## [REQUEST]
Return each line of the records holding the string "cornet".

## [RECORDS FOR THIS TASK]
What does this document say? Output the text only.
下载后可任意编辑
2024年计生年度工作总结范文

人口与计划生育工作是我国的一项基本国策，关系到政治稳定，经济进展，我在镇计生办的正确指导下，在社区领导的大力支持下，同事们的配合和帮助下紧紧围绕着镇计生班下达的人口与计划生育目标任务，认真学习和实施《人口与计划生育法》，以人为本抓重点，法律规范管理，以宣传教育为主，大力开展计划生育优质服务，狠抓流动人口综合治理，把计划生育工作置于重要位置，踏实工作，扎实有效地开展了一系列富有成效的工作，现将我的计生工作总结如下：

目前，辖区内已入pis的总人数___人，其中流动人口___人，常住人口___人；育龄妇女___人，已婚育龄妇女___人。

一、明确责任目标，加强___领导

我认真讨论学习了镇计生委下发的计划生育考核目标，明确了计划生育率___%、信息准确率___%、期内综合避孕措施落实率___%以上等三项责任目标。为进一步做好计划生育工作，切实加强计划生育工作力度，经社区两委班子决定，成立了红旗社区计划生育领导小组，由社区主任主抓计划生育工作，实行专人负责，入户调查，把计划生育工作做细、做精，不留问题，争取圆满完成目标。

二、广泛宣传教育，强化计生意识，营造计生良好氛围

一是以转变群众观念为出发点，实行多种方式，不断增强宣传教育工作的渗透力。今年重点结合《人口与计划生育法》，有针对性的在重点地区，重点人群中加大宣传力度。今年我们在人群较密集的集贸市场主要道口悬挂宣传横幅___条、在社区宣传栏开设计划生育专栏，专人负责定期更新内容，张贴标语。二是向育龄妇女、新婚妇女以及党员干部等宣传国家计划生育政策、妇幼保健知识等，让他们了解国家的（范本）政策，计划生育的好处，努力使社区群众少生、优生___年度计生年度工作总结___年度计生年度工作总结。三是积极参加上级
--
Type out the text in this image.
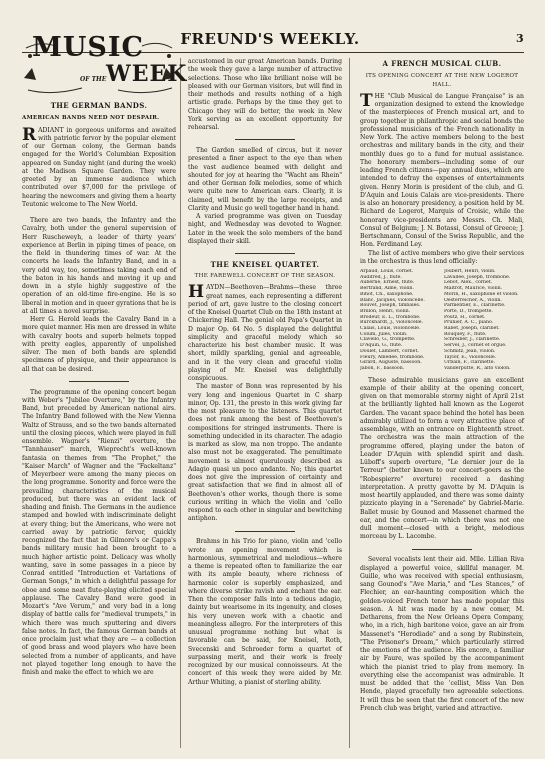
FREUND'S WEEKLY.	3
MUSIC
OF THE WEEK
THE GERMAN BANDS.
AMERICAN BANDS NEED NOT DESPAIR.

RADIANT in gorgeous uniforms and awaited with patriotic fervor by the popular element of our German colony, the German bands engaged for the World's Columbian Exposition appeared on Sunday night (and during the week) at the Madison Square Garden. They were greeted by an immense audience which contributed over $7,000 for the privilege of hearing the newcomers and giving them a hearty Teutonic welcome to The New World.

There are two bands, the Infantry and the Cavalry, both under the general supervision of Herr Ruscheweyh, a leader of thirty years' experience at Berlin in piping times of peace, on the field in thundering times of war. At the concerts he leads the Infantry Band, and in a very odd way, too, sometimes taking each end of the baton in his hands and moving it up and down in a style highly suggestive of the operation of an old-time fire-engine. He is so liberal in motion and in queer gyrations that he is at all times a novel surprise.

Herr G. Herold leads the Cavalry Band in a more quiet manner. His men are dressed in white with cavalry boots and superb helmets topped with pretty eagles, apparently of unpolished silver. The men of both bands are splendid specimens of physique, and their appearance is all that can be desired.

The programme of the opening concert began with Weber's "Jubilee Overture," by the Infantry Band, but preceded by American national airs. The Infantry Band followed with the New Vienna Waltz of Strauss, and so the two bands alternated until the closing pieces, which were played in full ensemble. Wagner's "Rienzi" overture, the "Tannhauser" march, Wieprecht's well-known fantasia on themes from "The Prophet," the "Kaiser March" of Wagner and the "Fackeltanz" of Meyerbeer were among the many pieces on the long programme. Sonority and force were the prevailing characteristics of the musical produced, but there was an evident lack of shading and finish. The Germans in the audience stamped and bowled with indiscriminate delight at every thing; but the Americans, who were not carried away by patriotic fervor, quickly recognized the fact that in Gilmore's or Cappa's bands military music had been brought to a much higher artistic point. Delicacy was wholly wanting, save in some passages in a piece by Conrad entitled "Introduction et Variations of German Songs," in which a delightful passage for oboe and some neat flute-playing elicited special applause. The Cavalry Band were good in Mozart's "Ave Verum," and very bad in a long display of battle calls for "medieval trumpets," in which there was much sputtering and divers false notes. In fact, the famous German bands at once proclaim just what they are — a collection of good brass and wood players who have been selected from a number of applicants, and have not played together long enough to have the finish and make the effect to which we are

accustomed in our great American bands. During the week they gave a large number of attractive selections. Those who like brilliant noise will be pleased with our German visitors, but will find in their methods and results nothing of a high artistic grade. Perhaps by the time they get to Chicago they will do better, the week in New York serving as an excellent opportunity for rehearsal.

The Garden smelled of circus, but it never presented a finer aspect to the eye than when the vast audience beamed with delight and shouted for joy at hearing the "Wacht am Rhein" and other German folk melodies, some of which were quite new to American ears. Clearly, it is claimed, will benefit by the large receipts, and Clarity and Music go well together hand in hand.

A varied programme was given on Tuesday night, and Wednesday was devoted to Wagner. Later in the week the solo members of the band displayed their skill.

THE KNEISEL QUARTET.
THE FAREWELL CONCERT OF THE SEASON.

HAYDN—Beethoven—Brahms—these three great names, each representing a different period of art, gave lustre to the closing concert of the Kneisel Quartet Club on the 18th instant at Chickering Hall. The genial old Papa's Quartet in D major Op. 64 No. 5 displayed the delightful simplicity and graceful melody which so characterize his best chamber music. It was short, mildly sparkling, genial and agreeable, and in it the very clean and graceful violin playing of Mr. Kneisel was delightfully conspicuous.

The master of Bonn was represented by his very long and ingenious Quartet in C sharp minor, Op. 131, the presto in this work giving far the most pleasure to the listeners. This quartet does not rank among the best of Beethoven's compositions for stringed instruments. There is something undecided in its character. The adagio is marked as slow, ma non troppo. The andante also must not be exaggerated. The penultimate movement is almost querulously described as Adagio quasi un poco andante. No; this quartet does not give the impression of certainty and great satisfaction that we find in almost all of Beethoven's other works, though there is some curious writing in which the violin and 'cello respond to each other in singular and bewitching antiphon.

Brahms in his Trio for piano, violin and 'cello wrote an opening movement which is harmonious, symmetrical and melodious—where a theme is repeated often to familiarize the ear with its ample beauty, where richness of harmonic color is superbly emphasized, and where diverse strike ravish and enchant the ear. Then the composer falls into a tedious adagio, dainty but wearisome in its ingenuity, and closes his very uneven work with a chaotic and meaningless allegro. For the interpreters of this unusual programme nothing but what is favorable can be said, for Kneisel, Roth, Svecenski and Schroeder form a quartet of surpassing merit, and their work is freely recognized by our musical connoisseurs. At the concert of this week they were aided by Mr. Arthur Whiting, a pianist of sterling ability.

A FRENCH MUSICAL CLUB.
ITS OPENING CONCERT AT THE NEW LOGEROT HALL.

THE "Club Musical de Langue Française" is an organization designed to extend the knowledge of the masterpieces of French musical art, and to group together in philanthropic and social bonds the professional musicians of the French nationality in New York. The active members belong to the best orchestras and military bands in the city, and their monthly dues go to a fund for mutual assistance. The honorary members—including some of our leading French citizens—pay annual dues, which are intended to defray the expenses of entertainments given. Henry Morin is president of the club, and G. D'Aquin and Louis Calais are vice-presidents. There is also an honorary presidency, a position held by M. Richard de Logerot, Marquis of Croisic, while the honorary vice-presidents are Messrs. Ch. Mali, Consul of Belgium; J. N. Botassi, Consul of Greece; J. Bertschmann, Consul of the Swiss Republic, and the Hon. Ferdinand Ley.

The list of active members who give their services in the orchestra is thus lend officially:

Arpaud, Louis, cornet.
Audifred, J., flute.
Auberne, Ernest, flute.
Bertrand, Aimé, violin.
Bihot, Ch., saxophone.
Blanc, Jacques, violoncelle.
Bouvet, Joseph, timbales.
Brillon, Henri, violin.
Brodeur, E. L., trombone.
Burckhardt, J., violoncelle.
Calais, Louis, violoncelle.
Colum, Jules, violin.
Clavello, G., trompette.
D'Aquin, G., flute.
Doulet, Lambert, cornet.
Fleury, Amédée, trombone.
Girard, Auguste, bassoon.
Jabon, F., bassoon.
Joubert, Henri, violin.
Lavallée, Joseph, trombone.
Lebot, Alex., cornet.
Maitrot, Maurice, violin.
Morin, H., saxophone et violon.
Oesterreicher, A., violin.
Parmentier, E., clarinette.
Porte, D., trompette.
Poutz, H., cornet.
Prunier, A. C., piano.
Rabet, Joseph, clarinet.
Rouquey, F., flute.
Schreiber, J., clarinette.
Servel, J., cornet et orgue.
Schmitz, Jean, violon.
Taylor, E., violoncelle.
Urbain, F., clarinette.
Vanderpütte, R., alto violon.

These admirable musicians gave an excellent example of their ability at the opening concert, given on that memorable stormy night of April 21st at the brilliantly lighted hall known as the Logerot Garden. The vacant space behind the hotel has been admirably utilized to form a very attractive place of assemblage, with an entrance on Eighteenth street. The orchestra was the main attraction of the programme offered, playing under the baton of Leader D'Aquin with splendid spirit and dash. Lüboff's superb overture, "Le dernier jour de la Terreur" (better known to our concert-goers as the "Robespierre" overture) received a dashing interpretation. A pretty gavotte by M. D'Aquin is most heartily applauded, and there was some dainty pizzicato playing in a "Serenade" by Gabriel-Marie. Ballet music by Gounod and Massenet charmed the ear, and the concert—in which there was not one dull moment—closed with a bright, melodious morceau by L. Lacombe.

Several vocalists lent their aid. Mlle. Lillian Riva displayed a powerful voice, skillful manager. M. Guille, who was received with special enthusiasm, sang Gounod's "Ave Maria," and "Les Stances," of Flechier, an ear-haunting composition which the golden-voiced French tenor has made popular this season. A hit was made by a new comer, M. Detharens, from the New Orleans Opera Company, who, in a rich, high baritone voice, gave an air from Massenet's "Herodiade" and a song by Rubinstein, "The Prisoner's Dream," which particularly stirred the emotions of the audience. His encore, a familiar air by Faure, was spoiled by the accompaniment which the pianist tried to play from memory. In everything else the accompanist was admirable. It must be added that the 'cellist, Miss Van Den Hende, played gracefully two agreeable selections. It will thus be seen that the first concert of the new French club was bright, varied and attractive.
...
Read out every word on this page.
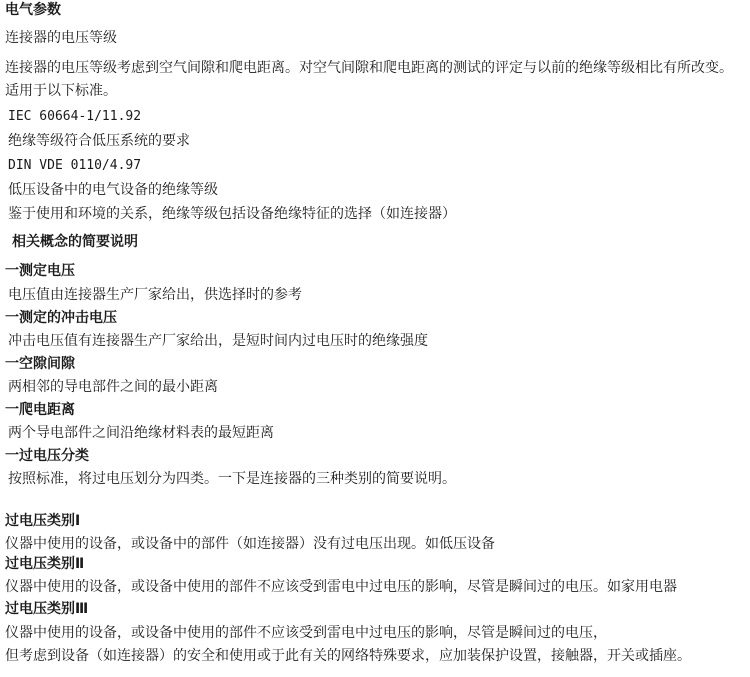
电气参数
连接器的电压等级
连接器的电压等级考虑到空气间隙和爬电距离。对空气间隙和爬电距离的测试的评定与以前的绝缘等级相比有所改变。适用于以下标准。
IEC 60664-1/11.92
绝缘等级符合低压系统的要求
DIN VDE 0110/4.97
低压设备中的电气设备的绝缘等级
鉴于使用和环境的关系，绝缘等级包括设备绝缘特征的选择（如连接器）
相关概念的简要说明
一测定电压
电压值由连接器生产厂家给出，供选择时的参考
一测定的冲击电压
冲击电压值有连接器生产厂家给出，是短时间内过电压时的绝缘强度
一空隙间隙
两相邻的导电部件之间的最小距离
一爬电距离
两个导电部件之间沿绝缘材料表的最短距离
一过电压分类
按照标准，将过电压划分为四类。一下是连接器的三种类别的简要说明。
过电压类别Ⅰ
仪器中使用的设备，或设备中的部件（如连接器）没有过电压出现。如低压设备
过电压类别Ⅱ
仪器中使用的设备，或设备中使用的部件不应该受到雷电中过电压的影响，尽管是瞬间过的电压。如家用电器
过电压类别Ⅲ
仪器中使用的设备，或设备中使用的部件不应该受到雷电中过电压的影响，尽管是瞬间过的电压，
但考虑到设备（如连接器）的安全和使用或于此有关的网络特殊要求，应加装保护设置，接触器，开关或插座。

## [ANSWER TO THE TASK]
Arpaud, Louis, cornet.
Doulet, Lambert, cornet.
Lebot, Alex., cornet.
Poutz, H., cornet.
Servel, J., cornet et orgue.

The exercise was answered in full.